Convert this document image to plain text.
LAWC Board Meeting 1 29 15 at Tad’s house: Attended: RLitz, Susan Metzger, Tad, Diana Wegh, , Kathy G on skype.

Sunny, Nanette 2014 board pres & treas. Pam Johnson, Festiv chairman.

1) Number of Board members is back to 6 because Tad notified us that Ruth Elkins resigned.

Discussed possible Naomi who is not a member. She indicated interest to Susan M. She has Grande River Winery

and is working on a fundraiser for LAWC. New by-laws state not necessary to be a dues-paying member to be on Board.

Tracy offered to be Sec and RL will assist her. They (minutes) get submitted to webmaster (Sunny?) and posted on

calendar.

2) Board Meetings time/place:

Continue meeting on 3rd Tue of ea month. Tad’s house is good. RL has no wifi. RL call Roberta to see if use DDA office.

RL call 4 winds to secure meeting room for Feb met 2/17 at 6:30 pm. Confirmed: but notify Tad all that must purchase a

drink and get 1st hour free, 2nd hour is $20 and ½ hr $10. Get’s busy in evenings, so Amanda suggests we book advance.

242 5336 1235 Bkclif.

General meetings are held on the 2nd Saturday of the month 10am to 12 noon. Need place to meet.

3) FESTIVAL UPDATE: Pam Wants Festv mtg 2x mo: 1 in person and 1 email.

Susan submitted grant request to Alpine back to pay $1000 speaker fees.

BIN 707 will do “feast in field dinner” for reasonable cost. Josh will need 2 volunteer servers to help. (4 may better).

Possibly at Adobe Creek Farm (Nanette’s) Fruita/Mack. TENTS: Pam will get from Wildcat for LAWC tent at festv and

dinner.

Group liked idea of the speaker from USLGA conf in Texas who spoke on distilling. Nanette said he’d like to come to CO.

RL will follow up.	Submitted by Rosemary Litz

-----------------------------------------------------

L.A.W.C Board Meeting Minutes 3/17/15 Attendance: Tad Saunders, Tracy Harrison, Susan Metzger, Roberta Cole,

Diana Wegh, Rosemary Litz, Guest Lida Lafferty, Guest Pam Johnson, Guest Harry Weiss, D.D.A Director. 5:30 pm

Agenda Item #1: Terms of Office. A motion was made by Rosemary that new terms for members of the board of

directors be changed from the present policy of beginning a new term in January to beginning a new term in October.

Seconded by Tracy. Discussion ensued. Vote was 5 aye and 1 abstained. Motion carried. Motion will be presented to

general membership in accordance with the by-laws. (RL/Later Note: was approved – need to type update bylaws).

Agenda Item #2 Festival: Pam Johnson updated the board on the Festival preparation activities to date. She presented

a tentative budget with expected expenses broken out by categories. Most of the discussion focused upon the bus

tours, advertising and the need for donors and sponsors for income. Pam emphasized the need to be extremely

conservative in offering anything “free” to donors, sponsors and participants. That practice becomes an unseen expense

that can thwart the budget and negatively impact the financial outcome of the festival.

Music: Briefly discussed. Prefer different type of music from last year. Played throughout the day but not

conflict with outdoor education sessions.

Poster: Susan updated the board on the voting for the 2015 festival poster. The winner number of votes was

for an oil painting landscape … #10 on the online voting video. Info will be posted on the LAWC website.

_ _ _

### What is asked
Print every record exactly as it was given.

### Complete response
Convert this document image to plain text.
LAWC Board Meeting 1 29 15 at Tad’s house: Attended: RLitz, Susan Metzger, Tad, Diana Wegh, , Kathy G on skype.

Sunny, Nanette 2014 board pres & treas. Pam Johnson, Festiv chairman.

1) Number of Board members is back to 6 because Tad notified us that Ruth Elkins resigned.

Discussed possible Naomi who is not a member. She indicated interest to Susan M. She has Grande River Winery

and is working on a fundraiser for LAWC. New by-laws state not necessary to be a dues-paying member to be on Board.

Tracy offered to be Sec and RL will assist her. They (minutes) get submitted to webmaster (Sunny?) and posted on

calendar.

2) Board Meetings time/place:

Continue meeting on 3rd Tue of ea month. Tad’s house is good. RL has no wifi. RL call Roberta to see if use DDA office.

RL call 4 winds to secure meeting room for Feb met 2/17 at 6:30 pm. Confirmed: but notify Tad all that must purchase a

drink and get 1st hour free, 2nd hour is $20 and ½ hr $10. Get’s busy in evenings, so Amanda suggests we book advance.

242 5336 1235 Bkclif.

General meetings are held on the 2nd Saturday of the month 10am to 12 noon. Need place to meet.

3) FESTIVAL UPDATE: Pam Wants Festv mtg 2x mo: 1 in person and 1 email.

Susan submitted grant request to Alpine back to pay $1000 speaker fees.

BIN 707 will do “feast in field dinner” for reasonable cost. Josh will need 2 volunteer servers to help. (4 may better).

Possibly at Adobe Creek Farm (Nanette’s) Fruita/Mack. TENTS: Pam will get from Wildcat for LAWC tent at festv and

dinner.

Group liked idea of the speaker from USLGA conf in Texas who spoke on distilling. Nanette said he’d like to come to CO.

RL will follow up.	Submitted by Rosemary Litz

-----------------------------------------------------

L.A.W.C Board Meeting Minutes 3/17/15 Attendance: Tad Saunders, Tracy Harrison, Susan Metzger, Roberta Cole,

Diana Wegh, Rosemary Litz, Guest Lida Lafferty, Guest Pam Johnson, Guest Harry Weiss, D.D.A Director. 5:30 pm

Agenda Item #1: Terms of Office. A motion was made by Rosemary that new terms for members of the board of

directors be changed from the present policy of beginning a new term in January to beginning a new term in October.

Seconded by Tracy. Discussion ensued. Vote was 5 aye and 1 abstained. Motion carried. Motion will be presented to

general membership in accordance with the by-laws. (RL/Later Note: was approved – need to type update bylaws).

Agenda Item #2 Festival: Pam Johnson updated the board on the Festival preparation activities to date. She presented

a tentative budget with expected expenses broken out by categories. Most of the discussion focused upon the bus

tours, advertising and the need for donors and sponsors for income. Pam emphasized the need to be extremely

conservative in offering anything “free” to donors, sponsors and participants. That practice becomes an unseen expense

that can thwart the budget and negatively impact the financial outcome of the festival.

Music: Briefly discussed. Prefer different type of music from last year. Played throughout the day but not

conflict with outdoor education sessions.

Poster: Susan updated the board on the voting for the 2015 festival poster. The winner number of votes was

for an oil painting landscape … #10 on the online voting video. Info will be posted on the LAWC website.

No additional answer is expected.